Objective: Extract all lines from the data beneath that include the word "reference".
━━━━━━━━━━━━━━━━━━━━━━━━━━━━━━
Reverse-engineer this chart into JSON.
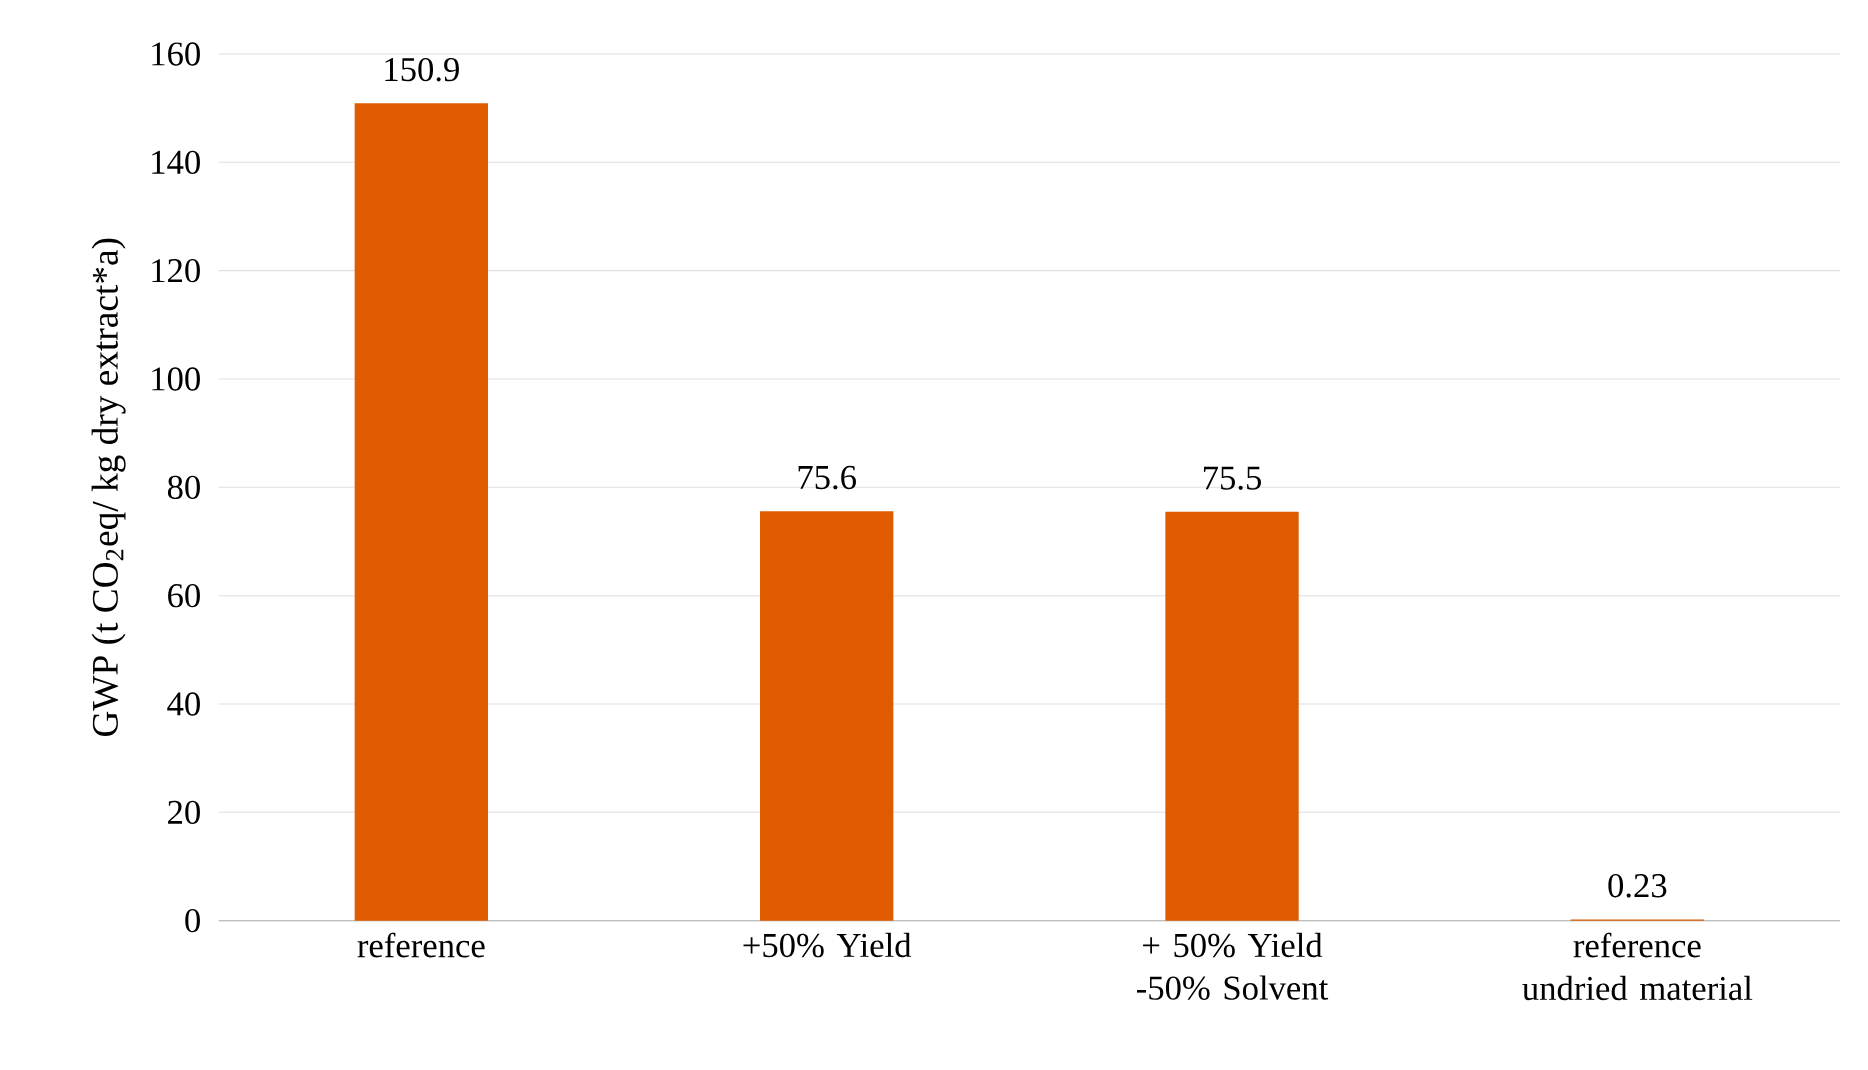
{
  "chart_data": {
    "type": "bar",
    "ylabel": "GWP (t CO$_{2}$eq/ kg dry extract*a)",
    "categories": [
      "reference",
      "+50% Yield",
      "+ 50% Yield -50% Solvent",
      "reference undried material"
    ],
    "values": [
      150.9,
      75.6,
      75.5,
      0.23
    ],
    "color": "#e05a00",
    "ylim": [
      0,
      160
    ],
    "yticks": [
      0,
      20,
      40,
      60,
      80,
      100,
      120,
      140,
      160
    ],
    "grid": "y",
    "data_labels": true
  }
}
━━━━━━━━━━━━━━━━━━━━━━━━━━━━━━
Right answer:
      "reference",
      "reference undried material"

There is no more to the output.